Stored data entries
⟨

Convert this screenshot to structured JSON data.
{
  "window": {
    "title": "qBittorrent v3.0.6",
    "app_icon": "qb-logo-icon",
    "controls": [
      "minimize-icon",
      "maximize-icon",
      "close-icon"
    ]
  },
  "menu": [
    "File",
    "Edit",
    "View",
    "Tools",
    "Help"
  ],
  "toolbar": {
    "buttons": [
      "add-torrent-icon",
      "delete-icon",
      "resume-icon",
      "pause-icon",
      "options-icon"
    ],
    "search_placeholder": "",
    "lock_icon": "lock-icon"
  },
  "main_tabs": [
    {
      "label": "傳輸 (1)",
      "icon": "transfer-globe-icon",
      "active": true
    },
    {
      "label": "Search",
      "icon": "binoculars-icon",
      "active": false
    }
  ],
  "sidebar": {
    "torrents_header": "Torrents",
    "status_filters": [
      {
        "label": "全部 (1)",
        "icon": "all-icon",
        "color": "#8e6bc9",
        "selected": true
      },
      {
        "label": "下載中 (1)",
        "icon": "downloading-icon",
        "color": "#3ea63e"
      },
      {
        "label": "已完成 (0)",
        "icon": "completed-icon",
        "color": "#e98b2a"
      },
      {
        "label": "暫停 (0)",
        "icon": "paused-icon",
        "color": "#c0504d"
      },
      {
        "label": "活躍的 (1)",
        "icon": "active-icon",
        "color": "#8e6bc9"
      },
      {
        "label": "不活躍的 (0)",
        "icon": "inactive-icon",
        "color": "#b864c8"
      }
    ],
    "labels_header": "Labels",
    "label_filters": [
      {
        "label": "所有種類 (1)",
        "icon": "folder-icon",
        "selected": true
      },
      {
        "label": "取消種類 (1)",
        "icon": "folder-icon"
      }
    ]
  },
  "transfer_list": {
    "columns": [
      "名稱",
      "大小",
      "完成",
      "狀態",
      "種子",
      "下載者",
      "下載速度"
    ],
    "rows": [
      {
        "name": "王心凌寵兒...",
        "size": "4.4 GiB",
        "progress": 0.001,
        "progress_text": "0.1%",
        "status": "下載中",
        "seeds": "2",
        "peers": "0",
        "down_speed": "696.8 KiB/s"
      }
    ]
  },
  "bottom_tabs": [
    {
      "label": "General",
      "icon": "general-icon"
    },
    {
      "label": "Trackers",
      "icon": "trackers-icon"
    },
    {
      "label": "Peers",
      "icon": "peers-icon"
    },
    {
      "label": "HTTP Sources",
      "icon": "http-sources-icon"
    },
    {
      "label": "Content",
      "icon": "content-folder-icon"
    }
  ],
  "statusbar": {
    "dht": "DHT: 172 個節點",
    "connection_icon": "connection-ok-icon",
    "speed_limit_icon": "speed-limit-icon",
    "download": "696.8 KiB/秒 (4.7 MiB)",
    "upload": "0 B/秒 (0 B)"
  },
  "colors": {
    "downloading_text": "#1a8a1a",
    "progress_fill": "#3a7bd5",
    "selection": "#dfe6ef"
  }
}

⟩

Output the records exactly, including every line.

▶ **Answer below**
Convert this screenshot to structured JSON data.
{
  "window": {
    "title": "qBittorrent v3.0.6",
    "app_icon": "qb-logo-icon",
    "controls": [
      "minimize-icon",
      "maximize-icon",
      "close-icon"
    ]
  },
  "menu": [
    "File",
    "Edit",
    "View",
    "Tools",
    "Help"
  ],
  "toolbar": {
    "buttons": [
      "add-torrent-icon",
      "delete-icon",
      "resume-icon",
      "pause-icon",
      "options-icon"
    ],
    "search_placeholder": "",
    "lock_icon": "lock-icon"
  },
  "main_tabs": [
    {
      "label": "傳輸 (1)",
      "icon": "transfer-globe-icon",
      "active": true
    },
    {
      "label": "Search",
      "icon": "binoculars-icon",
      "active": false
    }
  ],
  "sidebar": {
    "torrents_header": "Torrents",
    "status_filters": [
      {
        "label": "全部 (1)",
        "icon": "all-icon",
        "color": "#8e6bc9",
        "selected": true
      },
      {
        "label": "下載中 (1)",
        "icon": "downloading-icon",
        "color": "#3ea63e"
      },
      {
        "label": "已完成 (0)",
        "icon": "completed-icon",
        "color": "#e98b2a"
      },
      {
        "label": "暫停 (0)",
        "icon": "paused-icon",
        "color": "#c0504d"
      },
      {
        "label": "活躍的 (1)",
        "icon": "active-icon",
        "color": "#8e6bc9"
      },
      {
        "label": "不活躍的 (0)",
        "icon": "inactive-icon",
        "color": "#b864c8"
      }
    ],
    "labels_header": "Labels",
    "label_filters": [
      {
        "label": "所有種類 (1)",
        "icon": "folder-icon",
        "selected": true
      },
      {
        "label": "取消種類 (1)",
        "icon": "folder-icon"
      }
    ]
  },
  "transfer_list": {
    "columns": [
      "名稱",
      "大小",
      "完成",
      "狀態",
      "種子",
      "下載者",
      "下載速度"
    ],
    "rows": [
      {
        "name": "王心凌寵兒...",
        "size": "4.4 GiB",
        "progress": 0.001,
        "progress_text": "0.1%",
        "status": "下載中",
        "seeds": "2",
        "peers": "0",
        "down_speed": "696.8 KiB/s"
      }
    ]
  },
  "bottom_tabs": [
    {
      "label": "General",
      "icon": "general-icon"
    },
    {
      "label": "Trackers",
      "icon": "trackers-icon"
    },
    {
      "label": "Peers",
      "icon": "peers-icon"
    },
    {
      "label": "HTTP Sources",
      "icon": "http-sources-icon"
    },
    {
      "label": "Content",
      "icon": "content-folder-icon"
    }
  ],
  "statusbar": {
    "dht": "DHT: 172 個節點",
    "connection_icon": "connection-ok-icon",
    "speed_limit_icon": "speed-limit-icon",
    "download": "696.8 KiB/秒 (4.7 MiB)",
    "upload": "0 B/秒 (0 B)"
  },
  "colors": {
    "downloading_text": "#1a8a1a",
    "progress_fill": "#3a7bd5",
    "selection": "#dfe6ef"
  }
}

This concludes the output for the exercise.